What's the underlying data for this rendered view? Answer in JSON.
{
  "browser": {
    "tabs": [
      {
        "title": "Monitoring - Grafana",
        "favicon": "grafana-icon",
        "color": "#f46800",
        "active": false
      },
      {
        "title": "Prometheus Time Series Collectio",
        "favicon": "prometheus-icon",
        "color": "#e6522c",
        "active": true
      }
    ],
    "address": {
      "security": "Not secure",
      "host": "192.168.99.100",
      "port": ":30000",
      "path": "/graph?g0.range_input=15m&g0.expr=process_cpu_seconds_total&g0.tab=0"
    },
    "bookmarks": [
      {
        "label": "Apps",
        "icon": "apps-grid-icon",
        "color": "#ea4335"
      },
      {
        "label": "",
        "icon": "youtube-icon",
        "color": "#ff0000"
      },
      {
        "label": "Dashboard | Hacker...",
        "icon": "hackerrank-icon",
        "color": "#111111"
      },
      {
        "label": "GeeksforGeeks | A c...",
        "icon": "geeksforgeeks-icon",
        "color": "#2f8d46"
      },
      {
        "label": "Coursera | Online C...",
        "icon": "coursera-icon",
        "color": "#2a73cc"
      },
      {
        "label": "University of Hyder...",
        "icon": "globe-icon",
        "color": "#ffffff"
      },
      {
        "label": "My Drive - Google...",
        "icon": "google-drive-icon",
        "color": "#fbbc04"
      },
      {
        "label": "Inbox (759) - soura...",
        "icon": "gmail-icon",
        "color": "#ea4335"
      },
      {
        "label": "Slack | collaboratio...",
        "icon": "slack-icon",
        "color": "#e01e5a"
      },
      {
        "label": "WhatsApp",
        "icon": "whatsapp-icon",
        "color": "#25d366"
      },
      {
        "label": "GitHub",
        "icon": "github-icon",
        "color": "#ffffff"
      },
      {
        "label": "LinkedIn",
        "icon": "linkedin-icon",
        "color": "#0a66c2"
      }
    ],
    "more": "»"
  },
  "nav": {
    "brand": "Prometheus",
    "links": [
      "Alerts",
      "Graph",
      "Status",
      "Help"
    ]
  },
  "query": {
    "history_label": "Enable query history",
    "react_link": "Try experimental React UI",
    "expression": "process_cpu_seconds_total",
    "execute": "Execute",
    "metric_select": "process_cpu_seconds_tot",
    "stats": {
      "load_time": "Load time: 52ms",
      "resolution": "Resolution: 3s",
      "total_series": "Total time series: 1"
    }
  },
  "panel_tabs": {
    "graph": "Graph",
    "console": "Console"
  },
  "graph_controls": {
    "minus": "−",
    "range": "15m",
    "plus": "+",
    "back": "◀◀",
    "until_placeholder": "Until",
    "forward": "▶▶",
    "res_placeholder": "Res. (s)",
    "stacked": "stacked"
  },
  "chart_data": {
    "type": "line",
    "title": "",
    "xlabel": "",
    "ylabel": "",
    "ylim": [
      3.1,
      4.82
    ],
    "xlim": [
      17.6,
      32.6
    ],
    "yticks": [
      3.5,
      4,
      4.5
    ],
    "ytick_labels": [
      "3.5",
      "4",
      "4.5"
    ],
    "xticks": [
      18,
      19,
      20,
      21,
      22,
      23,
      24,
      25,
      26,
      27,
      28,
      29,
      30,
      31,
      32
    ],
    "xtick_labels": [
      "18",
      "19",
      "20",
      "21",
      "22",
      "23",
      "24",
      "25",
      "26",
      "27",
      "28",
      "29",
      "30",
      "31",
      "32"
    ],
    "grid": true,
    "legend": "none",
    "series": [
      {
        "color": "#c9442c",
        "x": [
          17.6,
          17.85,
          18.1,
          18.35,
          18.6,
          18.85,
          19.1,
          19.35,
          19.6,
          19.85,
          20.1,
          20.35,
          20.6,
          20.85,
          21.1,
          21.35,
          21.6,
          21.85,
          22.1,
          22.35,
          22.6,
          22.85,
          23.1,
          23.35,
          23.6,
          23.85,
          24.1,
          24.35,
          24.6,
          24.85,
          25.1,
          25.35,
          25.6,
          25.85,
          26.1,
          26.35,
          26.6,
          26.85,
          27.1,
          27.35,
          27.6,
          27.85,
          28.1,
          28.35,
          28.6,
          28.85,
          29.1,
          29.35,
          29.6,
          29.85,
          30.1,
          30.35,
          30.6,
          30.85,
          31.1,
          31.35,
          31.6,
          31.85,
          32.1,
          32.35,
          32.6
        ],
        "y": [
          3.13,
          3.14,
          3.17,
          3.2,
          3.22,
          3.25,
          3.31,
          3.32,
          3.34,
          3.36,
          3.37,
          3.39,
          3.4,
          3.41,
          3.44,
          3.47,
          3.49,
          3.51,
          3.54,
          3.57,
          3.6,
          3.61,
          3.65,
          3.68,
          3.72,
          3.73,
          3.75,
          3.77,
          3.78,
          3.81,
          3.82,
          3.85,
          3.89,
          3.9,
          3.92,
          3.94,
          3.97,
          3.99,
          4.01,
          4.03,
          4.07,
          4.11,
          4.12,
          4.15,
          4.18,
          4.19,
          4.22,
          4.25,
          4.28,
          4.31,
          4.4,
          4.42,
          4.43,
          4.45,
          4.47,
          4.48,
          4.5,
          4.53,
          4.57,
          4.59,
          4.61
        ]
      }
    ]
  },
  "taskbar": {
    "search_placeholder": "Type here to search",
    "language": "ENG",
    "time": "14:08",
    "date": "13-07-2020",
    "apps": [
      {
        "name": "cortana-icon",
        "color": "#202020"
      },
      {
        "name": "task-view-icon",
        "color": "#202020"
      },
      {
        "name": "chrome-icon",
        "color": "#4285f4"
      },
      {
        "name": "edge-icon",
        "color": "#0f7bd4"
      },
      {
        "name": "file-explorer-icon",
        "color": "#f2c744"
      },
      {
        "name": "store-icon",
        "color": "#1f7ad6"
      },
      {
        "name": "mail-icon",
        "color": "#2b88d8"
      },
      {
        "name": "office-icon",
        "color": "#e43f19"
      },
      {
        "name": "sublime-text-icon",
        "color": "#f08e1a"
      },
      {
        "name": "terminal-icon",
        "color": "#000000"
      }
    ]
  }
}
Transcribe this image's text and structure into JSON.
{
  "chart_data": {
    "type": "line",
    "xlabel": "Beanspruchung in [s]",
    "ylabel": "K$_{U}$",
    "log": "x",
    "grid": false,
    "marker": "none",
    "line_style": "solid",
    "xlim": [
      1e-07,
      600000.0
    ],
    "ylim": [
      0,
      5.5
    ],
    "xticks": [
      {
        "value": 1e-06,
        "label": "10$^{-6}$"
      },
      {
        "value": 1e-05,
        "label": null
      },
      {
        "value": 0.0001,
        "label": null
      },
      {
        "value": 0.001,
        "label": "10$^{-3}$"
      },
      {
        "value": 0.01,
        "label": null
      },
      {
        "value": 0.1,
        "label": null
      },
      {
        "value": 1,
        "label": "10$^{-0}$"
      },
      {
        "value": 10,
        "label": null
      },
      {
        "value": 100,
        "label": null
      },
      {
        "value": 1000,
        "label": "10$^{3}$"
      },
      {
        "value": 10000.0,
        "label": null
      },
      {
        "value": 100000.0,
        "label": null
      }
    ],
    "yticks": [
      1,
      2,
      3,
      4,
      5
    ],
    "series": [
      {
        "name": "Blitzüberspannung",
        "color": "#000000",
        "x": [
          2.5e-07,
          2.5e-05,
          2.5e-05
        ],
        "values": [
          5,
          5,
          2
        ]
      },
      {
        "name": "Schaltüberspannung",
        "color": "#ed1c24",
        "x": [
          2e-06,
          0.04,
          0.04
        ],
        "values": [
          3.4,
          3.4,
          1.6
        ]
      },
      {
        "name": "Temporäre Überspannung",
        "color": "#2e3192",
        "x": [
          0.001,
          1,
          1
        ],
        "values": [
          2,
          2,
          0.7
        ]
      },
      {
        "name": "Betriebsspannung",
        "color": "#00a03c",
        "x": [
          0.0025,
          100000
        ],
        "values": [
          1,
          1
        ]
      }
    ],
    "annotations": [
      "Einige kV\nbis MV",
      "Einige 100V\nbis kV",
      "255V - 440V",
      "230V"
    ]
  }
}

▸ **Set problem**:
Report the number of lines in the listing that include the string "text"; give nothing but the number.

▸ **Task response**:
2